> _Exercise goal_
Give the count of lines in the data that include the string "text", with no added remarks.
* Start Exercise materials *
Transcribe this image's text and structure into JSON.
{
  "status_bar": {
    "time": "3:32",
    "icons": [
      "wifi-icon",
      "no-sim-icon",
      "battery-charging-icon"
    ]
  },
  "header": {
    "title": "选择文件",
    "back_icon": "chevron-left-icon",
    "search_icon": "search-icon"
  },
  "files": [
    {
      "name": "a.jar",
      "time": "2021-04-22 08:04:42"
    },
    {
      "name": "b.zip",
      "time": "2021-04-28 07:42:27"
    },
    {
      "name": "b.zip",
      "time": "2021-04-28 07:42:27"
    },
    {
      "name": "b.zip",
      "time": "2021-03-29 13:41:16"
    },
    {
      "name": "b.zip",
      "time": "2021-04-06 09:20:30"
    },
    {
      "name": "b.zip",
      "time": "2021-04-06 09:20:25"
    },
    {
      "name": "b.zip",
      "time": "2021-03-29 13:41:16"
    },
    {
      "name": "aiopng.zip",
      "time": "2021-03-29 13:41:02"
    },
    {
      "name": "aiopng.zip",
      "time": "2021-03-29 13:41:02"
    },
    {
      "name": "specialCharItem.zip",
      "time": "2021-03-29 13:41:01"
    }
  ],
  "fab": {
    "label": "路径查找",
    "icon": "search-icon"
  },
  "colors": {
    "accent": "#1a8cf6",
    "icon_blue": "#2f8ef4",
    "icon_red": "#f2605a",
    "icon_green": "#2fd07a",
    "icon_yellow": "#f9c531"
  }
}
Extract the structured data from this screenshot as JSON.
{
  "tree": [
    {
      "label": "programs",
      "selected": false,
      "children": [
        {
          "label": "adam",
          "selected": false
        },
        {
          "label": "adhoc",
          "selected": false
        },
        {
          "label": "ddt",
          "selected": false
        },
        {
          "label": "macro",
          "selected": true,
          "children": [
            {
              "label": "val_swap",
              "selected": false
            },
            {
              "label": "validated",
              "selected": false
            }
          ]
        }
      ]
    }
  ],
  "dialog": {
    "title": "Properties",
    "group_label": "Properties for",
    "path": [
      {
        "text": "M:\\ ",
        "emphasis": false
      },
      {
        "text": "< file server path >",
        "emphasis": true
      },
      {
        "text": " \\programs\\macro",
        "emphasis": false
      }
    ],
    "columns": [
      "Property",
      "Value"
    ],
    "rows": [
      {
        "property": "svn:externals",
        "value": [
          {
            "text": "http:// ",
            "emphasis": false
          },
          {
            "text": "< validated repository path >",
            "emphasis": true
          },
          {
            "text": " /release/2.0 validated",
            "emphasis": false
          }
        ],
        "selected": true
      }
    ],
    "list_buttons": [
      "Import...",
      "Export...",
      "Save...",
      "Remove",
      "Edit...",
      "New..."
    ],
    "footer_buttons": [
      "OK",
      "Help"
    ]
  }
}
* End Exercise materials *
> _Result of the task_
7